• Data excerpts:

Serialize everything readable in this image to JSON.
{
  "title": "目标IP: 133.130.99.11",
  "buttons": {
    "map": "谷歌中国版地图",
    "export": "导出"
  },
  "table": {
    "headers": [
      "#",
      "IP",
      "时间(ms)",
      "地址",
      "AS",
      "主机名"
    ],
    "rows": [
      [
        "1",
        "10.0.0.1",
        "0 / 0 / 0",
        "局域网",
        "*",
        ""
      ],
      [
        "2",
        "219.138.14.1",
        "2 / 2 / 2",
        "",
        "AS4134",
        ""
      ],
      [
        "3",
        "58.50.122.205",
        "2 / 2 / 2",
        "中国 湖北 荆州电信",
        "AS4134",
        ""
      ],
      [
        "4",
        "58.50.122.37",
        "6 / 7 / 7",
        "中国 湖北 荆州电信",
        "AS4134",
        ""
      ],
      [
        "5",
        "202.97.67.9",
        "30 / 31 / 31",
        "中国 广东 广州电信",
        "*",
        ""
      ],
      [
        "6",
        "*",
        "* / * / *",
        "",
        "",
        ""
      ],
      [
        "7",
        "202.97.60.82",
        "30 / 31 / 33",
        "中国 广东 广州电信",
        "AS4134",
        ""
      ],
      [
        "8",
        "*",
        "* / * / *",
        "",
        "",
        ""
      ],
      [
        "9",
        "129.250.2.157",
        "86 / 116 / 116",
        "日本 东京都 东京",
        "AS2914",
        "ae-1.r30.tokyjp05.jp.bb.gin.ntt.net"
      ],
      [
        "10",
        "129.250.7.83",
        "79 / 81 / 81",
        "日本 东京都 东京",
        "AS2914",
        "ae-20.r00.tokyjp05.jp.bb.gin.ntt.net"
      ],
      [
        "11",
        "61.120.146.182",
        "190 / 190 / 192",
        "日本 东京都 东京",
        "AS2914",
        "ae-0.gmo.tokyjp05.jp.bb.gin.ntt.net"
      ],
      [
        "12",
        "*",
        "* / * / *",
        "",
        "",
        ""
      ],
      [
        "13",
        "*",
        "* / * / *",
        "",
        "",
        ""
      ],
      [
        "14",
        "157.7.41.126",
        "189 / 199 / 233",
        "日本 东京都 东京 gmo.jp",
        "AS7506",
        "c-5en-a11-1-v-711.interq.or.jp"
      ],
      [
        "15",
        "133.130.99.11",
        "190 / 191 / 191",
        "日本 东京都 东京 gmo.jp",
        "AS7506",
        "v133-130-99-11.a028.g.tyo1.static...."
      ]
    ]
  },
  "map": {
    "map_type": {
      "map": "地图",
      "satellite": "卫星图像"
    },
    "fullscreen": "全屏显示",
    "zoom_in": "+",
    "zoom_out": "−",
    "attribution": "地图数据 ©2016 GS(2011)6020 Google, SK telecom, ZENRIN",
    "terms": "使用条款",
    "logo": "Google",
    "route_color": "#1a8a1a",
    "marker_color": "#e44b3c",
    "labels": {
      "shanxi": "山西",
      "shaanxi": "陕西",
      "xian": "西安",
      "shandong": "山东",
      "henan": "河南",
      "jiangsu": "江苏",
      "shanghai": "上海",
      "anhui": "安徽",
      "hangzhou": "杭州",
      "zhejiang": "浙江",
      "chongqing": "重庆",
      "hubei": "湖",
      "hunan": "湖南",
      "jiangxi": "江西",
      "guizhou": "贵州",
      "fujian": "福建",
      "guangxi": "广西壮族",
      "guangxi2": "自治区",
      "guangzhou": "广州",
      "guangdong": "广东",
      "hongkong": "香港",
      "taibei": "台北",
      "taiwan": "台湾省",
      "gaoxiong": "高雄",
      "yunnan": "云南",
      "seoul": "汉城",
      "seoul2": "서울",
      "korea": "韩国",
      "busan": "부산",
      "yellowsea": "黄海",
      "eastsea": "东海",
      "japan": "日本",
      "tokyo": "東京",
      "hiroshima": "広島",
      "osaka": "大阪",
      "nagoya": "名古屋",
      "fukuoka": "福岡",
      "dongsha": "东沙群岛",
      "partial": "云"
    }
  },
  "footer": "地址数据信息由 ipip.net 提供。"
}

• Written task: Give all of the entries again, word for word.

• Task output:
Serialize everything readable in this image to JSON.
{
  "title": "目标IP: 133.130.99.11",
  "buttons": {
    "map": "谷歌中国版地图",
    "export": "导出"
  },
  "table": {
    "headers": [
      "#",
      "IP",
      "时间(ms)",
      "地址",
      "AS",
      "主机名"
    ],
    "rows": [
      [
        "1",
        "10.0.0.1",
        "0 / 0 / 0",
        "局域网",
        "*",
        ""
      ],
      [
        "2",
        "219.138.14.1",
        "2 / 2 / 2",
        "",
        "AS4134",
        ""
      ],
      [
        "3",
        "58.50.122.205",
        "2 / 2 / 2",
        "中国 湖北 荆州电信",
        "AS4134",
        ""
      ],
      [
        "4",
        "58.50.122.37",
        "6 / 7 / 7",
        "中国 湖北 荆州电信",
        "AS4134",
        ""
      ],
      [
        "5",
        "202.97.67.9",
        "30 / 31 / 31",
        "中国 广东 广州电信",
        "*",
        ""
      ],
      [
        "6",
        "*",
        "* / * / *",
        "",
        "",
        ""
      ],
      [
        "7",
        "202.97.60.82",
        "30 / 31 / 33",
        "中国 广东 广州电信",
        "AS4134",
        ""
      ],
      [
        "8",
        "*",
        "* / * / *",
        "",
        "",
        ""
      ],
      [
        "9",
        "129.250.2.157",
        "86 / 116 / 116",
        "日本 东京都 东京",
        "AS2914",
        "ae-1.r30.tokyjp05.jp.bb.gin.ntt.net"
      ],
      [
        "10",
        "129.250.7.83",
        "79 / 81 / 81",
        "日本 东京都 东京",
        "AS2914",
        "ae-20.r00.tokyjp05.jp.bb.gin.ntt.net"
      ],
      [
        "11",
        "61.120.146.182",
        "190 / 190 / 192",
        "日本 东京都 东京",
        "AS2914",
        "ae-0.gmo.tokyjp05.jp.bb.gin.ntt.net"
      ],
      [
        "12",
        "*",
        "* / * / *",
        "",
        "",
        ""
      ],
      [
        "13",
        "*",
        "* / * / *",
        "",
        "",
        ""
      ],
      [
        "14",
        "157.7.41.126",
        "189 / 199 / 233",
        "日本 东京都 东京 gmo.jp",
        "AS7506",
        "c-5en-a11-1-v-711.interq.or.jp"
      ],
      [
        "15",
        "133.130.99.11",
        "190 / 191 / 191",
        "日本 东京都 东京 gmo.jp",
        "AS7506",
        "v133-130-99-11.a028.g.tyo1.static...."
      ]
    ]
  },
  "map": {
    "map_type": {
      "map": "地图",
      "satellite": "卫星图像"
    },
    "fullscreen": "全屏显示",
    "zoom_in": "+",
    "zoom_out": "−",
    "attribution": "地图数据 ©2016 GS(2011)6020 Google, SK telecom, ZENRIN",
    "terms": "使用条款",
    "logo": "Google",
    "route_color": "#1a8a1a",
    "marker_color": "#e44b3c",
    "labels": {
      "shanxi": "山西",
      "shaanxi": "陕西",
      "xian": "西安",
      "shandong": "山东",
      "henan": "河南",
      "jiangsu": "江苏",
      "shanghai": "上海",
      "anhui": "安徽",
      "hangzhou": "杭州",
      "zhejiang": "浙江",
      "chongqing": "重庆",
      "hubei": "湖",
      "hunan": "湖南",
      "jiangxi": "江西",
      "guizhou": "贵州",
      "fujian": "福建",
      "guangxi": "广西壮族",
      "guangxi2": "自治区",
      "guangzhou": "广州",
      "guangdong": "广东",
      "hongkong": "香港",
      "taibei": "台北",
      "taiwan": "台湾省",
      "gaoxiong": "高雄",
      "yunnan": "云南",
      "seoul": "汉城",
      "seoul2": "서울",
      "korea": "韩国",
      "busan": "부산",
      "yellowsea": "黄海",
      "eastsea": "东海",
      "japan": "日本",
      "tokyo": "東京",
      "hiroshima": "広島",
      "osaka": "大阪",
      "nagoya": "名古屋",
      "fukuoka": "福岡",
      "dongsha": "东沙群岛",
      "partial": "云"
    }
  },
  "footer": "地址数据信息由 ipip.net 提供。"
}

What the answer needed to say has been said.